• [EXERCISE BRIEF]:
Lines that include the word "近畿大学" are the ones to copy.

#### DATASET ENTRIES

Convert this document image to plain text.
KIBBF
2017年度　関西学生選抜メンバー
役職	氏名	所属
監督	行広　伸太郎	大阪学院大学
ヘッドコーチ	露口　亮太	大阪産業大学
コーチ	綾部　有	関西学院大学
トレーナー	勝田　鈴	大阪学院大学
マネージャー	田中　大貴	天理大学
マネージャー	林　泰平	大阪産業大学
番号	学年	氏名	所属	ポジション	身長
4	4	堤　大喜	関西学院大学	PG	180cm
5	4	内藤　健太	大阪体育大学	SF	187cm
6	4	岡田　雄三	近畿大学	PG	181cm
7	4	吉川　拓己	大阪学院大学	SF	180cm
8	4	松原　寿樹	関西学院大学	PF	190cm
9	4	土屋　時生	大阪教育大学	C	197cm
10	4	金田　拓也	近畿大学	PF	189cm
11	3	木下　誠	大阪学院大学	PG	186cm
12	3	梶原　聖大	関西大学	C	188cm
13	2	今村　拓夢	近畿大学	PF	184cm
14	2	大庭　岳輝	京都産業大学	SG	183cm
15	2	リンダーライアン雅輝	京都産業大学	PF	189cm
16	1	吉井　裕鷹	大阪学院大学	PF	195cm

########

• [RESPONSE]:
6	4	岡田　雄三	近畿大学	PG	181cm
10	4	金田　拓也	近畿大学	PF	189cm
13	2	今村　拓夢	近畿大学	PF	184cm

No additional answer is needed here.